→ INFORMATION PROVIDED:
⁂
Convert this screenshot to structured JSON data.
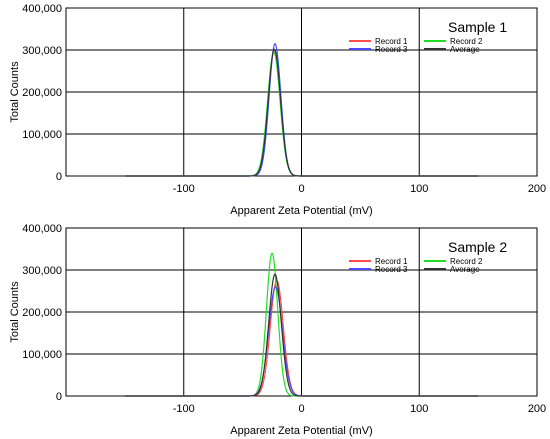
{
  "chart_data": [
    {
      "type": "line",
      "annotation": "Sample 1",
      "xlabel": "Apparent Zeta Potential (mV)",
      "ylabel": "Total Counts",
      "xlim": [
        -200,
        200
      ],
      "ylim": [
        0,
        400000
      ],
      "x_ticks": [
        "-100",
        "0",
        "100",
        "200"
      ],
      "y_ticks": [
        "0",
        "100,000",
        "200,000",
        "300,000",
        "400,000"
      ],
      "grid": true,
      "legend_position": "top-right",
      "baseline_x_range": [
        -150,
        150
      ],
      "series": [
        {
          "name": "Record 1",
          "color": "#ff4b4b",
          "peak_x": -23,
          "peak_y": 300000,
          "width": 5.2
        },
        {
          "name": "Record 2",
          "color": "#22dd22",
          "peak_x": -23.5,
          "peak_y": 295000,
          "width": 5.3
        },
        {
          "name": "Record 3",
          "color": "#4b4bff",
          "peak_x": -22.5,
          "peak_y": 315000,
          "width": 5.0
        },
        {
          "name": "Average",
          "color": "#333333",
          "peak_x": -23,
          "peak_y": 302000,
          "width": 5.2
        }
      ]
    },
    {
      "type": "line",
      "annotation": "Sample 2",
      "xlabel": "Apparent Zeta Potential (mV)",
      "ylabel": "Total Counts",
      "xlim": [
        -200,
        200
      ],
      "ylim": [
        0,
        400000
      ],
      "x_ticks": [
        "-100",
        "0",
        "100",
        "200"
      ],
      "y_ticks": [
        "0",
        "100,000",
        "200,000",
        "300,000",
        "400,000"
      ],
      "grid": true,
      "legend_position": "top-right",
      "baseline_x_range": [
        -150,
        150
      ],
      "series": [
        {
          "name": "Record 1",
          "color": "#ff4b4b",
          "peak_x": -21,
          "peak_y": 275000,
          "width": 5.5
        },
        {
          "name": "Record 2",
          "color": "#22dd22",
          "peak_x": -25,
          "peak_y": 340000,
          "width": 4.8
        },
        {
          "name": "Record 3",
          "color": "#4b4bff",
          "peak_x": -22,
          "peak_y": 260000,
          "width": 5.8
        },
        {
          "name": "Average",
          "color": "#333333",
          "peak_x": -22.5,
          "peak_y": 290000,
          "width": 5.3
        }
      ]
    }
  ]
}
⁂
→ REQUIREMENT: Retype all of the entries exactly as written, leaving out any images.

→ WORKED SOLUTION:
Convert this screenshot to structured JSON data.
{
  "chart_data": [
    {
      "type": "line",
      "annotation": "Sample 1",
      "xlabel": "Apparent Zeta Potential (mV)",
      "ylabel": "Total Counts",
      "xlim": [
        -200,
        200
      ],
      "ylim": [
        0,
        400000
      ],
      "x_ticks": [
        "-100",
        "0",
        "100",
        "200"
      ],
      "y_ticks": [
        "0",
        "100,000",
        "200,000",
        "300,000",
        "400,000"
      ],
      "grid": true,
      "legend_position": "top-right",
      "baseline_x_range": [
        -150,
        150
      ],
      "series": [
        {
          "name": "Record 1",
          "color": "#ff4b4b",
          "peak_x": -23,
          "peak_y": 300000,
          "width": 5.2
        },
        {
          "name": "Record 2",
          "color": "#22dd22",
          "peak_x": -23.5,
          "peak_y": 295000,
          "width": 5.3
        },
        {
          "name": "Record 3",
          "color": "#4b4bff",
          "peak_x": -22.5,
          "peak_y": 315000,
          "width": 5.0
        },
        {
          "name": "Average",
          "color": "#333333",
          "peak_x": -23,
          "peak_y": 302000,
          "width": 5.2
        }
      ]
    },
    {
      "type": "line",
      "annotation": "Sample 2",
      "xlabel": "Apparent Zeta Potential (mV)",
      "ylabel": "Total Counts",
      "xlim": [
        -200,
        200
      ],
      "ylim": [
        0,
        400000
      ],
      "x_ticks": [
        "-100",
        "0",
        "100",
        "200"
      ],
      "y_ticks": [
        "0",
        "100,000",
        "200,000",
        "300,000",
        "400,000"
      ],
      "grid": true,
      "legend_position": "top-right",
      "baseline_x_range": [
        -150,
        150
      ],
      "series": [
        {
          "name": "Record 1",
          "color": "#ff4b4b",
          "peak_x": -21,
          "peak_y": 275000,
          "width": 5.5
        },
        {
          "name": "Record 2",
          "color": "#22dd22",
          "peak_x": -25,
          "peak_y": 340000,
          "width": 4.8
        },
        {
          "name": "Record 3",
          "color": "#4b4bff",
          "peak_x": -22,
          "peak_y": 260000,
          "width": 5.8
        },
        {
          "name": "Average",
          "color": "#333333",
          "peak_x": -22.5,
          "peak_y": 290000,
          "width": 5.3
        }
      ]
    }
  ]
}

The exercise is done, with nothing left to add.